> OBJECTIVE
Locate each line of the material that contains "name", then return it.

-- START ENTRIES PROVIDED --

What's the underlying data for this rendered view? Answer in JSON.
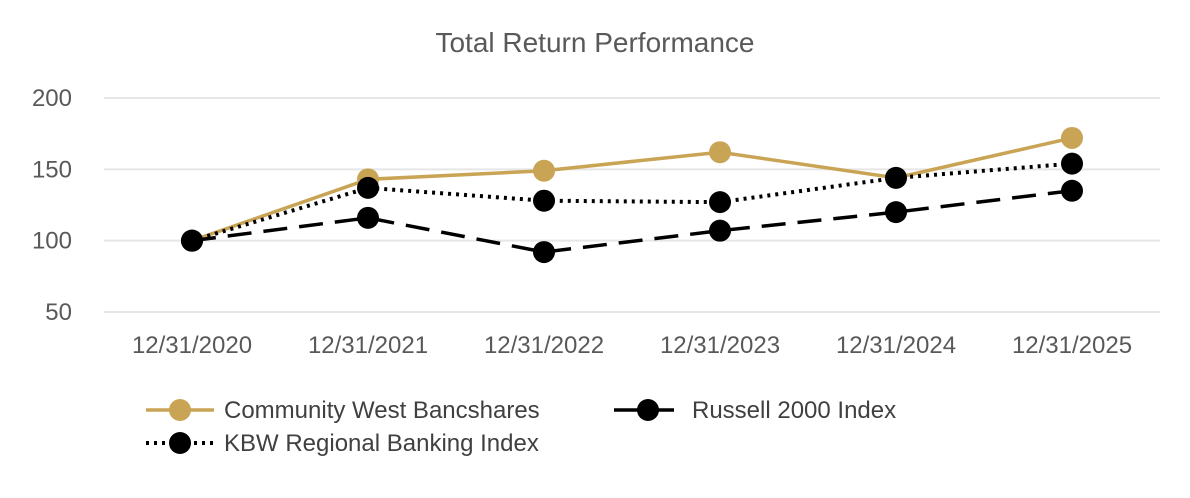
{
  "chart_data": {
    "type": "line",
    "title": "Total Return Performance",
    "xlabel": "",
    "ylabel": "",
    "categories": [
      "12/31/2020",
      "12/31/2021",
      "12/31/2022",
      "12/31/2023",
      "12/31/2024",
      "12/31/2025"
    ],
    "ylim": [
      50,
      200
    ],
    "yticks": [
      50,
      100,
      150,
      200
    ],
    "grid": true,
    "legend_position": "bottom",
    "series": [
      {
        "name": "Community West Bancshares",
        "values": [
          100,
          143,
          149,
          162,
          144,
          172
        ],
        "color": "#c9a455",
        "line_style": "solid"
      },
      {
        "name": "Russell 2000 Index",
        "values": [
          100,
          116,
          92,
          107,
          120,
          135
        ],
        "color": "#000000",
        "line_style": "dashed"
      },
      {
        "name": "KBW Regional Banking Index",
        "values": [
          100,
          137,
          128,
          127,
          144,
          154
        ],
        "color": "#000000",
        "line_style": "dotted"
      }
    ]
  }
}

-- END ENTRIES PROVIDED --
-- START ENTRIES PROVIDED --

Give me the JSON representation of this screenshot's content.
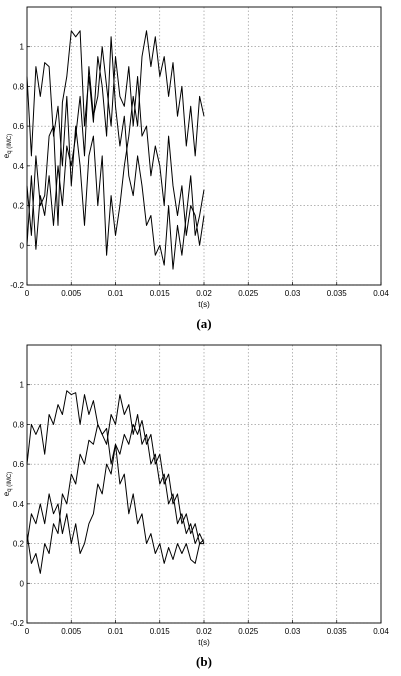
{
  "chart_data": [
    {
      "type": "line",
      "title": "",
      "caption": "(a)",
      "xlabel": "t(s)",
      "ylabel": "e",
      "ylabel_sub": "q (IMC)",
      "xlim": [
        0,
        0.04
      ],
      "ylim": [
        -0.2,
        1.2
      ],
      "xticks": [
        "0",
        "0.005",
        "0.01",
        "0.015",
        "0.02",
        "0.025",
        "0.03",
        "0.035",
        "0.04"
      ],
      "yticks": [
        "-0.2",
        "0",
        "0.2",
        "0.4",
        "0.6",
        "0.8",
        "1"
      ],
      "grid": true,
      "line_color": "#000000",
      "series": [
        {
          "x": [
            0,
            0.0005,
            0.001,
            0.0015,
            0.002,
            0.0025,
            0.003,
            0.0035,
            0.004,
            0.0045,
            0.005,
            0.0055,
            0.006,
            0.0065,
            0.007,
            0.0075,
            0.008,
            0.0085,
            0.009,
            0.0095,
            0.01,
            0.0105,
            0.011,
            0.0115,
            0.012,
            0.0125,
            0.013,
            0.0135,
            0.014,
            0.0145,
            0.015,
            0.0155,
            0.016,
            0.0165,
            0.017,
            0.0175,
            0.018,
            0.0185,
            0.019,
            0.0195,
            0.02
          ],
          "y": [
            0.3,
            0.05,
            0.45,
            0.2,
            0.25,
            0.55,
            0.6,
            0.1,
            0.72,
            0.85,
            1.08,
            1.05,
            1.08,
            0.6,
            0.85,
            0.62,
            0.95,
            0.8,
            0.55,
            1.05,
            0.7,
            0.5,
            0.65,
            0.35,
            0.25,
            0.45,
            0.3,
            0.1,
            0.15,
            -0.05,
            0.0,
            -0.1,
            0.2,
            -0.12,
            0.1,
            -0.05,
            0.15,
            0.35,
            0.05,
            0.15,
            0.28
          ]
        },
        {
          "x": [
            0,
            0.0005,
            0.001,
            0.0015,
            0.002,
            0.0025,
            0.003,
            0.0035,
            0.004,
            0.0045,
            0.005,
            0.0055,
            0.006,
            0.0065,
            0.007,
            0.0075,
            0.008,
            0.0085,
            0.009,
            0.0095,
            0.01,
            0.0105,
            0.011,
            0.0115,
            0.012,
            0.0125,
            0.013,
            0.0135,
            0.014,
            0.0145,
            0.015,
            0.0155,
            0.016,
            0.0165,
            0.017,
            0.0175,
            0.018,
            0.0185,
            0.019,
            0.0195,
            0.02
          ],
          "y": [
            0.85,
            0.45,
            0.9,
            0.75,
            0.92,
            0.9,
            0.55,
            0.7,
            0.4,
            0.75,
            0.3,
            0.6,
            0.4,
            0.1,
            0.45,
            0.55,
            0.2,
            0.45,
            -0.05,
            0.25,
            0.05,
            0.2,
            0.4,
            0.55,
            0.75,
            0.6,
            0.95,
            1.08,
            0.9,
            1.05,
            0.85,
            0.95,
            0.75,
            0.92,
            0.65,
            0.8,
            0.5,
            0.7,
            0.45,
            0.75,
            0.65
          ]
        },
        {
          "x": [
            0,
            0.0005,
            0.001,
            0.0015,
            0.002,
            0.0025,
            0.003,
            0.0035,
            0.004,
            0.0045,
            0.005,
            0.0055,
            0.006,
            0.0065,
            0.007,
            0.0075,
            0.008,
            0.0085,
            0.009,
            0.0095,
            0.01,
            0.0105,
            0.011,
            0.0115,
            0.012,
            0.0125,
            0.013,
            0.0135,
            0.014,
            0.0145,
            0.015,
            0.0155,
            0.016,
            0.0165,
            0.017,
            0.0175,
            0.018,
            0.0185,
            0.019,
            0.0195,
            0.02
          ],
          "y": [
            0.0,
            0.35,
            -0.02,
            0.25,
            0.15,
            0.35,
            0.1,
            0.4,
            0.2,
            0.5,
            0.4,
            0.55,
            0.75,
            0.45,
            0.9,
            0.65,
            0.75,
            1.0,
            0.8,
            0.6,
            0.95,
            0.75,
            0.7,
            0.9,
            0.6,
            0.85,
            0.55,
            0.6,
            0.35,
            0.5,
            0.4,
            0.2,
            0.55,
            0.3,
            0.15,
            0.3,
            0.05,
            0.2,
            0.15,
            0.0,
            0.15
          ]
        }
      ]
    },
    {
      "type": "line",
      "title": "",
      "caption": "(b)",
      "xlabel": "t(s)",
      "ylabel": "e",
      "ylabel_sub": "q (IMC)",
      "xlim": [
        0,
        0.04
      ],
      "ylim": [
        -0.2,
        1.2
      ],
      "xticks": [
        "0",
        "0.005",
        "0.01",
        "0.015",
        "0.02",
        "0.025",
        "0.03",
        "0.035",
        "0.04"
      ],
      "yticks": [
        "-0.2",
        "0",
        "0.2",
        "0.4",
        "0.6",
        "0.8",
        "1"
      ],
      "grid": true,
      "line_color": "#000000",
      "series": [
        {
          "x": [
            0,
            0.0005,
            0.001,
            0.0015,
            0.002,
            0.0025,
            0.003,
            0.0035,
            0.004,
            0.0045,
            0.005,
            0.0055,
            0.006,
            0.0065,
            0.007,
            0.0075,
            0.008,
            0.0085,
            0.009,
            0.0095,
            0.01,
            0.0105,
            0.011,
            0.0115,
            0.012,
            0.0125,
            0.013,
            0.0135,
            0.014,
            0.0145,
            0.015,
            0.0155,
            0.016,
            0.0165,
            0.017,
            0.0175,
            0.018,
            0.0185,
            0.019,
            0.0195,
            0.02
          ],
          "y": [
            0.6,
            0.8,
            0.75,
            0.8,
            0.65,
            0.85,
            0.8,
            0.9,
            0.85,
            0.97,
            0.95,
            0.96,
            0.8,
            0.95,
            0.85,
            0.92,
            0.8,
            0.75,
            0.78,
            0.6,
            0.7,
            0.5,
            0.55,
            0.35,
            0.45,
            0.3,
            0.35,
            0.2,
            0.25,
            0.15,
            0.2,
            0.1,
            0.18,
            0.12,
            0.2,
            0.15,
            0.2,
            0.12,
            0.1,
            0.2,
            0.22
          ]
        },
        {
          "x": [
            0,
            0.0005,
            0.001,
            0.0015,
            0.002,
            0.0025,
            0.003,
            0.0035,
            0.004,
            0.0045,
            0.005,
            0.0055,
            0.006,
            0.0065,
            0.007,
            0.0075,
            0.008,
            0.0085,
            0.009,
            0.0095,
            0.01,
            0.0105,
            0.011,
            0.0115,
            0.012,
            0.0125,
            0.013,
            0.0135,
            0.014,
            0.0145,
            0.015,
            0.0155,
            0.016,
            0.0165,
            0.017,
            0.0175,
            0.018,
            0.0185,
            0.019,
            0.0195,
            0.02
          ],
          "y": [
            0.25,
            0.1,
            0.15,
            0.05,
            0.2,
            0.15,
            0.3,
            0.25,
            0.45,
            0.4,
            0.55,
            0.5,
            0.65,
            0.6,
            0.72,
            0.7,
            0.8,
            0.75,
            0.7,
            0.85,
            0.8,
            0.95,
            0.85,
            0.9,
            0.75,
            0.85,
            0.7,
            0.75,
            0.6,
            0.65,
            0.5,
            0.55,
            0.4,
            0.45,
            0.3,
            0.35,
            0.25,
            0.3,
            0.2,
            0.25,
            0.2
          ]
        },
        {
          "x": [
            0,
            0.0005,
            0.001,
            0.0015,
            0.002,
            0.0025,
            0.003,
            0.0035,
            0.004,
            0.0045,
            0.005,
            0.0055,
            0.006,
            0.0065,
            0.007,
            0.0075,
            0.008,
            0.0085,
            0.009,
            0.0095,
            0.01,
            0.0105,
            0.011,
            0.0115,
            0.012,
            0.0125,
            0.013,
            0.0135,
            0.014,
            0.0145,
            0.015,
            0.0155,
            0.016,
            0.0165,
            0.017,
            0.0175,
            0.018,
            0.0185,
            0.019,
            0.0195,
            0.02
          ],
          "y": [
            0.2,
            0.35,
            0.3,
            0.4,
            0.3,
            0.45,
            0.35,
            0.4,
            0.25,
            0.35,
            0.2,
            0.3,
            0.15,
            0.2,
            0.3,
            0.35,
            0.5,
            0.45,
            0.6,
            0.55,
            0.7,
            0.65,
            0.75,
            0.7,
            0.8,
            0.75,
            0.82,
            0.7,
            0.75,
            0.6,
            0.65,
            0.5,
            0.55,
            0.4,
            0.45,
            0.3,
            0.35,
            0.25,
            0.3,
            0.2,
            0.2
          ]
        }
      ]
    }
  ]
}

-- END ENTRIES PROVIDED --

> FINAL RESULT
        "name": "Community West Bancshares",
        "name": "Russell 2000 Index",
        "name": "KBW Regional Banking Index",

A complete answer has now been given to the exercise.